[Dataset rows about figures]
■ ■ ■ ■

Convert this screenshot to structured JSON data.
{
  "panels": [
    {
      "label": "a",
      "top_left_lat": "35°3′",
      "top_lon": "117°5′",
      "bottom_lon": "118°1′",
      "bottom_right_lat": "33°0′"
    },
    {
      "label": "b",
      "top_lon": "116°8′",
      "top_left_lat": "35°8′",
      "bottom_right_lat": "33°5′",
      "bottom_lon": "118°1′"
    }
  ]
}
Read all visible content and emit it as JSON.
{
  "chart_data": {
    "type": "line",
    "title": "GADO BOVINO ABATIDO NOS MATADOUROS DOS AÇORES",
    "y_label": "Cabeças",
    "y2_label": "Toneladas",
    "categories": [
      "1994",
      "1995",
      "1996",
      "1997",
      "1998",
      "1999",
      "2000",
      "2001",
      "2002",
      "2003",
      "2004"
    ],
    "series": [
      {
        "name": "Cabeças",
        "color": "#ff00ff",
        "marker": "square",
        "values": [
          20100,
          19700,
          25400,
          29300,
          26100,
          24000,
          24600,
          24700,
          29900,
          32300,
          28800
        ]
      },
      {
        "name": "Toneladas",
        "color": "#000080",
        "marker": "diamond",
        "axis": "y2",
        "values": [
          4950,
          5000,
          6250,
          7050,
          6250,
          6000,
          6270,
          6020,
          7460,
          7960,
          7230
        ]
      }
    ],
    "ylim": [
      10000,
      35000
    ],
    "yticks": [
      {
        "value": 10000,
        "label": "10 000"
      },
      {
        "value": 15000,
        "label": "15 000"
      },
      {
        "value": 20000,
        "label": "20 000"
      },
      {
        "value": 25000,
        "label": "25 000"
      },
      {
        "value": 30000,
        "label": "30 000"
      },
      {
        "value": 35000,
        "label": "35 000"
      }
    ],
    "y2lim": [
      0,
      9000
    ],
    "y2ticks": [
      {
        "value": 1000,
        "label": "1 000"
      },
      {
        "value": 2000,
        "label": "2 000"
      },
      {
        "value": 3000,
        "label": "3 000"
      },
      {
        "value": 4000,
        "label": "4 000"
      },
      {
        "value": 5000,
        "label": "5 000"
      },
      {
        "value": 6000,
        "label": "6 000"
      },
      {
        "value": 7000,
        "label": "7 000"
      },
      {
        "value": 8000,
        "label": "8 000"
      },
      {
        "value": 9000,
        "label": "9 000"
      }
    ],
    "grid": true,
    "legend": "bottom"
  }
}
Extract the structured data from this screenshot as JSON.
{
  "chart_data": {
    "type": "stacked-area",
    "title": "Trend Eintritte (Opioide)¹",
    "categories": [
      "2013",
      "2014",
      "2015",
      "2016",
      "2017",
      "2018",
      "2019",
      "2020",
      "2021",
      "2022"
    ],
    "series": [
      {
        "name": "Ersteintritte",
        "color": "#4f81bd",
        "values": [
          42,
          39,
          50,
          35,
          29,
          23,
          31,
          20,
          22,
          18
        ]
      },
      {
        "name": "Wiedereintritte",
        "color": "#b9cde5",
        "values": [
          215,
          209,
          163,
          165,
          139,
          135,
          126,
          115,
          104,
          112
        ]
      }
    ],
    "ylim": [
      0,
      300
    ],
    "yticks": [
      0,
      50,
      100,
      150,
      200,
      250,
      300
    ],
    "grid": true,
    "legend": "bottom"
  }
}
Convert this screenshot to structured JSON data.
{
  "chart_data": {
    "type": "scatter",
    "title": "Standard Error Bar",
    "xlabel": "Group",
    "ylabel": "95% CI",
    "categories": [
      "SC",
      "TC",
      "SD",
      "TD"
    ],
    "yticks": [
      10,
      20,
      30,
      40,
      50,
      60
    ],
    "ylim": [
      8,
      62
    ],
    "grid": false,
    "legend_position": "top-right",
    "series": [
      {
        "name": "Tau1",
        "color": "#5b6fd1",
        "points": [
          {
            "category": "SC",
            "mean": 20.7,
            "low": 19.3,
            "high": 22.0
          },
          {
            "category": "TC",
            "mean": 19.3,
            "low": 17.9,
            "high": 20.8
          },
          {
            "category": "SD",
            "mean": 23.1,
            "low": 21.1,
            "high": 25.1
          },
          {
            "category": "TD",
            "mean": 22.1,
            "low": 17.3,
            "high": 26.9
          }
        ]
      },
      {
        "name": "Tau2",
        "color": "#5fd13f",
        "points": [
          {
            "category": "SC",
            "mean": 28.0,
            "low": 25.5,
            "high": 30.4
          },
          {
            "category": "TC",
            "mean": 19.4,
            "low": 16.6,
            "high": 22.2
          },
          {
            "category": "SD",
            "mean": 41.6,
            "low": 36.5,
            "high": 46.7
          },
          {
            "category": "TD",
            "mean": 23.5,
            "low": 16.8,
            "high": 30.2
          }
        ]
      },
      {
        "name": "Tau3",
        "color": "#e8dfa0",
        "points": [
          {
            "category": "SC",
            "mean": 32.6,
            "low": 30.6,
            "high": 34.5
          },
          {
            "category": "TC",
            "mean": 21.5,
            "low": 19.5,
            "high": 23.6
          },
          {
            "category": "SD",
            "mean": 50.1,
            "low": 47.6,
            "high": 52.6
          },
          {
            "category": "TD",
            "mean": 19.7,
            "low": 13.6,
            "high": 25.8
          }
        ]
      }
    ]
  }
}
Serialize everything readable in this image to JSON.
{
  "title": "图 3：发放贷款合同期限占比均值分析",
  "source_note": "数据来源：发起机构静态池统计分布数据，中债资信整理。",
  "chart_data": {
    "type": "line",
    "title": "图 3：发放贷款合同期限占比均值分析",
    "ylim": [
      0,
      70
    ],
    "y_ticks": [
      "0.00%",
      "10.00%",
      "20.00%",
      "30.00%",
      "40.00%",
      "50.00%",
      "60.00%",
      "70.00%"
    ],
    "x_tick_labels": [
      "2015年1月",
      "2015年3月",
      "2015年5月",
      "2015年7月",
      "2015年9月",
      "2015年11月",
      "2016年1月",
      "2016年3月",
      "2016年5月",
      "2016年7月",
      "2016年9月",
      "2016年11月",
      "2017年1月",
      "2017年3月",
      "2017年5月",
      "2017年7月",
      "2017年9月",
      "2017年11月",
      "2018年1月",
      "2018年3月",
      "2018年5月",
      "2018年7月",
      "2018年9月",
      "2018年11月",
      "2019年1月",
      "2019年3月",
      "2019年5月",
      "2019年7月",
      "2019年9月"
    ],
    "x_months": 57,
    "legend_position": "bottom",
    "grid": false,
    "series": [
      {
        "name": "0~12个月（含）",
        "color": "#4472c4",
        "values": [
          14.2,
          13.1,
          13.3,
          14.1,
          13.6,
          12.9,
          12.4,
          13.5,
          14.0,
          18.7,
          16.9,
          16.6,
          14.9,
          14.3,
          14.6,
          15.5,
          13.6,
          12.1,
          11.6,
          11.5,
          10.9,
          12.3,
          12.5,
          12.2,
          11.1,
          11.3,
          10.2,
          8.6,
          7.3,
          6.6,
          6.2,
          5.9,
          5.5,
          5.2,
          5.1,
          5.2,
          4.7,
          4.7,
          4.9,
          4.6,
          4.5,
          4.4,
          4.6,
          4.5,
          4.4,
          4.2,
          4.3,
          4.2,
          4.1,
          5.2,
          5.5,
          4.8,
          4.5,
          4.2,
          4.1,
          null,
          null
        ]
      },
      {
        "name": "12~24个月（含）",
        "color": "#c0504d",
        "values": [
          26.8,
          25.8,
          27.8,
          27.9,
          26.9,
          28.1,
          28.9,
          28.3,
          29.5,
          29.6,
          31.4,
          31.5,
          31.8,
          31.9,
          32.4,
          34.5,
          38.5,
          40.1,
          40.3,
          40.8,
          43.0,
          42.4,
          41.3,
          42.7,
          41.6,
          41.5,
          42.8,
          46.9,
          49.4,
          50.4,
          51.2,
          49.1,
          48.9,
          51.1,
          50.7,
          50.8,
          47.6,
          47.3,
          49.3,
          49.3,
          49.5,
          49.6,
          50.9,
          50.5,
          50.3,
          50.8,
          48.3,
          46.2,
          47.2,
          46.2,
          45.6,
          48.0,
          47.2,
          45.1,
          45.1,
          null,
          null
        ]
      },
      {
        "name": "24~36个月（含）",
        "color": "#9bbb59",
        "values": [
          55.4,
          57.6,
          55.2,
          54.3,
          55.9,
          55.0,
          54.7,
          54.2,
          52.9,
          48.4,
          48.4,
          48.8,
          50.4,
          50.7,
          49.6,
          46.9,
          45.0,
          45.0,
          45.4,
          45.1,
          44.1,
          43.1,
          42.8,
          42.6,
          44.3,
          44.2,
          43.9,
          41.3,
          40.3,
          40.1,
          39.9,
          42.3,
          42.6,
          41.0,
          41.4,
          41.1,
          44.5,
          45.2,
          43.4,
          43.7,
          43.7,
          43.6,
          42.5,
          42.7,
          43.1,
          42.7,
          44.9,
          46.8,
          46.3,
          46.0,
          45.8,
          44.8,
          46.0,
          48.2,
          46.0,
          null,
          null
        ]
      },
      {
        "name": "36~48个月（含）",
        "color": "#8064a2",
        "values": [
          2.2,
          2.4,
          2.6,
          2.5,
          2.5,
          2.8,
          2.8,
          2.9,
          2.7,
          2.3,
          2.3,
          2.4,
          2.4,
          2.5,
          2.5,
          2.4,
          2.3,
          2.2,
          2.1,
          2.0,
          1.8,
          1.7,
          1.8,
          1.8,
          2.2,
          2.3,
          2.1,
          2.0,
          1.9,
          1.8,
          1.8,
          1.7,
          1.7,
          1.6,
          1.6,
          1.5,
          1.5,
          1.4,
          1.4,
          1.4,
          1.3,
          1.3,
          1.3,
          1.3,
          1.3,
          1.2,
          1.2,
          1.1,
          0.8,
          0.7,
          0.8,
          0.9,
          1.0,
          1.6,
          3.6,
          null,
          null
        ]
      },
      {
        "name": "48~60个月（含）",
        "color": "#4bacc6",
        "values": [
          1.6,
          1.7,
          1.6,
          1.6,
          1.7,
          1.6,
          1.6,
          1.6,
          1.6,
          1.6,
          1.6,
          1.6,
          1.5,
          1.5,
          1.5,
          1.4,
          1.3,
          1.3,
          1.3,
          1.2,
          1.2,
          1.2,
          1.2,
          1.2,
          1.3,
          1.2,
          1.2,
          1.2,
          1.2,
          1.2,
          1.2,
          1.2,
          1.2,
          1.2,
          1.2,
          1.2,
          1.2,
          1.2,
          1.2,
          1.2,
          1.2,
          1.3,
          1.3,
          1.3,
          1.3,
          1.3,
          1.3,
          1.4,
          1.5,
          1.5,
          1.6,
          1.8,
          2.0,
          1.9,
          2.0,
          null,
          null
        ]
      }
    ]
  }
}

■ ■ ■ ■

__Short exercise__.
Of the lines in the material, how many contain the word "JSON"? Reply with the number and nothing else.

__Finished exercise__.
5